* _WORK TASK_:
Below is a listing; copy all of it exactly.
(SOURCE RECORDS)
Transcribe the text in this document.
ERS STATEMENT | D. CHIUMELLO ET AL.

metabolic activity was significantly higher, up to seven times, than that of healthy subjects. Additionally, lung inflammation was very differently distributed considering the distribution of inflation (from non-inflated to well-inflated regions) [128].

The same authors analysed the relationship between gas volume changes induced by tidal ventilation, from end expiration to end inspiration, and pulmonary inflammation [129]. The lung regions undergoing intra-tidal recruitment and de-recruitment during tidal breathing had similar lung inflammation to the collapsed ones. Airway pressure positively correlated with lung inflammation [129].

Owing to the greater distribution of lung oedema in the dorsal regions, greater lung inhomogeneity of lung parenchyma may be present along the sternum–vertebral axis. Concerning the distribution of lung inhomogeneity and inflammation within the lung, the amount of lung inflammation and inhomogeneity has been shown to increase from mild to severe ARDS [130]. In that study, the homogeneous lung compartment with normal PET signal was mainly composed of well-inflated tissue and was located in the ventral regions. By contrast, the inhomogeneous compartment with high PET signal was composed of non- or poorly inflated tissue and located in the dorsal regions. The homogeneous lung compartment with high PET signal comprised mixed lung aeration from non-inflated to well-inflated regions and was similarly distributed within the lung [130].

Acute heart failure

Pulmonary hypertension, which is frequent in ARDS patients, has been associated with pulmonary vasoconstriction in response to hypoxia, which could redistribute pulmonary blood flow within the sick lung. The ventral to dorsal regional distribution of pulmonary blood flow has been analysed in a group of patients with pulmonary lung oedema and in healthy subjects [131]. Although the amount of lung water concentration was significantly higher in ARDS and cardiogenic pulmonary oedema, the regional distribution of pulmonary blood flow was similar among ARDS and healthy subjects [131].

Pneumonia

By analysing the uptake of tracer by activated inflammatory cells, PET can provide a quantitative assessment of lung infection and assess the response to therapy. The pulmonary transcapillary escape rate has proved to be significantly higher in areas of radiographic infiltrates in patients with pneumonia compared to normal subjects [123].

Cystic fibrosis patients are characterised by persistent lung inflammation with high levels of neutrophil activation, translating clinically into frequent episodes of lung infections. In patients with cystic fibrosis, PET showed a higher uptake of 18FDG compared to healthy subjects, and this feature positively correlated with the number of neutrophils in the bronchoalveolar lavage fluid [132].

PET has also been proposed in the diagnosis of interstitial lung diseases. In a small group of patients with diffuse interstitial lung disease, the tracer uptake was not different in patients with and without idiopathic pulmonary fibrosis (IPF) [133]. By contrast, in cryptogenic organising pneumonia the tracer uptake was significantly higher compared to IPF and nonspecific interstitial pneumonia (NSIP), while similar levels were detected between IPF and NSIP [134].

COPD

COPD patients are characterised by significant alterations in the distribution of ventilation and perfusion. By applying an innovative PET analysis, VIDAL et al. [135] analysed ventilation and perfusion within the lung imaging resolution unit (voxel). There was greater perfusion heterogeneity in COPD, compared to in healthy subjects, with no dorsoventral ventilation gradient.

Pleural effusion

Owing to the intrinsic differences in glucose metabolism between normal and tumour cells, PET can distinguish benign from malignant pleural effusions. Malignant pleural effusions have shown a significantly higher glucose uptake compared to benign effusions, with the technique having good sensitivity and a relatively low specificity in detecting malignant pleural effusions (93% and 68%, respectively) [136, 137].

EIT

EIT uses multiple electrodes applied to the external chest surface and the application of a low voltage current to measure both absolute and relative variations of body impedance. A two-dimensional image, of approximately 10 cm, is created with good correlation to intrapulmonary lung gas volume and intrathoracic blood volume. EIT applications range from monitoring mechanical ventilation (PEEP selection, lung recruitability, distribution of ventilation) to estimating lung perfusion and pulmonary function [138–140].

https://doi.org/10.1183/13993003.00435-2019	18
(End SOURCE RECORDS)
* _SOLVED EXERCISE_:
Transcribe the text in this document.
ERS STATEMENT | D. CHIUMELLO ET AL.

metabolic activity was significantly higher, up to seven times, than that of healthy subjects. Additionally, lung inflammation was very differently distributed considering the distribution of inflation (from non-inflated to well-inflated regions) [128].

The same authors analysed the relationship between gas volume changes induced by tidal ventilation, from end expiration to end inspiration, and pulmonary inflammation [129]. The lung regions undergoing intra-tidal recruitment and de-recruitment during tidal breathing had similar lung inflammation to the collapsed ones. Airway pressure positively correlated with lung inflammation [129].

Owing to the greater distribution of lung oedema in the dorsal regions, greater lung inhomogeneity of lung parenchyma may be present along the sternum–vertebral axis. Concerning the distribution of lung inhomogeneity and inflammation within the lung, the amount of lung inflammation and inhomogeneity has been shown to increase from mild to severe ARDS [130]. In that study, the homogeneous lung compartment with normal PET signal was mainly composed of well-inflated tissue and was located in the ventral regions. By contrast, the inhomogeneous compartment with high PET signal was composed of non- or poorly inflated tissue and located in the dorsal regions. The homogeneous lung compartment with high PET signal comprised mixed lung aeration from non-inflated to well-inflated regions and was similarly distributed within the lung [130].

Acute heart failure

Pulmonary hypertension, which is frequent in ARDS patients, has been associated with pulmonary vasoconstriction in response to hypoxia, which could redistribute pulmonary blood flow within the sick lung. The ventral to dorsal regional distribution of pulmonary blood flow has been analysed in a group of patients with pulmonary lung oedema and in healthy subjects [131]. Although the amount of lung water concentration was significantly higher in ARDS and cardiogenic pulmonary oedema, the regional distribution of pulmonary blood flow was similar among ARDS and healthy subjects [131].

Pneumonia

By analysing the uptake of tracer by activated inflammatory cells, PET can provide a quantitative assessment of lung infection and assess the response to therapy. The pulmonary transcapillary escape rate has proved to be significantly higher in areas of radiographic infiltrates in patients with pneumonia compared to normal subjects [123].

Cystic fibrosis patients are characterised by persistent lung inflammation with high levels of neutrophil activation, translating clinically into frequent episodes of lung infections. In patients with cystic fibrosis, PET showed a higher uptake of 18FDG compared to healthy subjects, and this feature positively correlated with the number of neutrophils in the bronchoalveolar lavage fluid [132].

PET has also been proposed in the diagnosis of interstitial lung diseases. In a small group of patients with diffuse interstitial lung disease, the tracer uptake was not different in patients with and without idiopathic pulmonary fibrosis (IPF) [133]. By contrast, in cryptogenic organising pneumonia the tracer uptake was significantly higher compared to IPF and nonspecific interstitial pneumonia (NSIP), while similar levels were detected between IPF and NSIP [134].

COPD

COPD patients are characterised by significant alterations in the distribution of ventilation and perfusion. By applying an innovative PET analysis, VIDAL et al. [135] analysed ventilation and perfusion within the lung imaging resolution unit (voxel). There was greater perfusion heterogeneity in COPD, compared to in healthy subjects, with no dorsoventral ventilation gradient.

Pleural effusion

Owing to the intrinsic differences in glucose metabolism between normal and tumour cells, PET can distinguish benign from malignant pleural effusions. Malignant pleural effusions have shown a significantly higher glucose uptake compared to benign effusions, with the technique having good sensitivity and a relatively low specificity in detecting malignant pleural effusions (93% and 68%, respectively) [136, 137].

EIT

EIT uses multiple electrodes applied to the external chest surface and the application of a low voltage current to measure both absolute and relative variations of body impedance. A two-dimensional image, of approximately 10 cm, is created with good correlation to intrapulmonary lung gas volume and intrathoracic blood volume. EIT applications range from monitoring mechanical ventilation (PEEP selection, lung recruitability, distribution of ventilation) to estimating lung perfusion and pulmonary function [138–140].

https://doi.org/10.1183/13993003.00435-2019	18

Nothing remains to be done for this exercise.